» Requirements: Repeat each record below exactly as given.

» Data entries:
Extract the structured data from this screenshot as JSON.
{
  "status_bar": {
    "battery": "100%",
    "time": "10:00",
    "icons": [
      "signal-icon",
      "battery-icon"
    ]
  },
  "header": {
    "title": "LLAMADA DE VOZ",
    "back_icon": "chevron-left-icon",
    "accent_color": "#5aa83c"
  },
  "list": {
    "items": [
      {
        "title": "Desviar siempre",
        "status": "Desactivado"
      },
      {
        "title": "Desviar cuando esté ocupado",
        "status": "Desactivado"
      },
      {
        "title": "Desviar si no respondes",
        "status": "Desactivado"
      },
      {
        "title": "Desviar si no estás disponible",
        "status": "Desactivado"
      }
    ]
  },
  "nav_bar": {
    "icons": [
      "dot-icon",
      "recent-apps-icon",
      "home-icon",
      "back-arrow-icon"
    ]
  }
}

» Worked answer:
Extract the structured data from this screenshot as JSON.
{
  "status_bar": {
    "battery": "100%",
    "time": "10:00",
    "icons": [
      "signal-icon",
      "battery-icon"
    ]
  },
  "header": {
    "title": "LLAMADA DE VOZ",
    "back_icon": "chevron-left-icon",
    "accent_color": "#5aa83c"
  },
  "list": {
    "items": [
      {
        "title": "Desviar siempre",
        "status": "Desactivado"
      },
      {
        "title": "Desviar cuando esté ocupado",
        "status": "Desactivado"
      },
      {
        "title": "Desviar si no respondes",
        "status": "Desactivado"
      },
      {
        "title": "Desviar si no estás disponible",
        "status": "Desactivado"
      }
    ]
  },
  "nav_bar": {
    "icons": [
      "dot-icon",
      "recent-apps-icon",
      "home-icon",
      "back-arrow-icon"
    ]
  }
}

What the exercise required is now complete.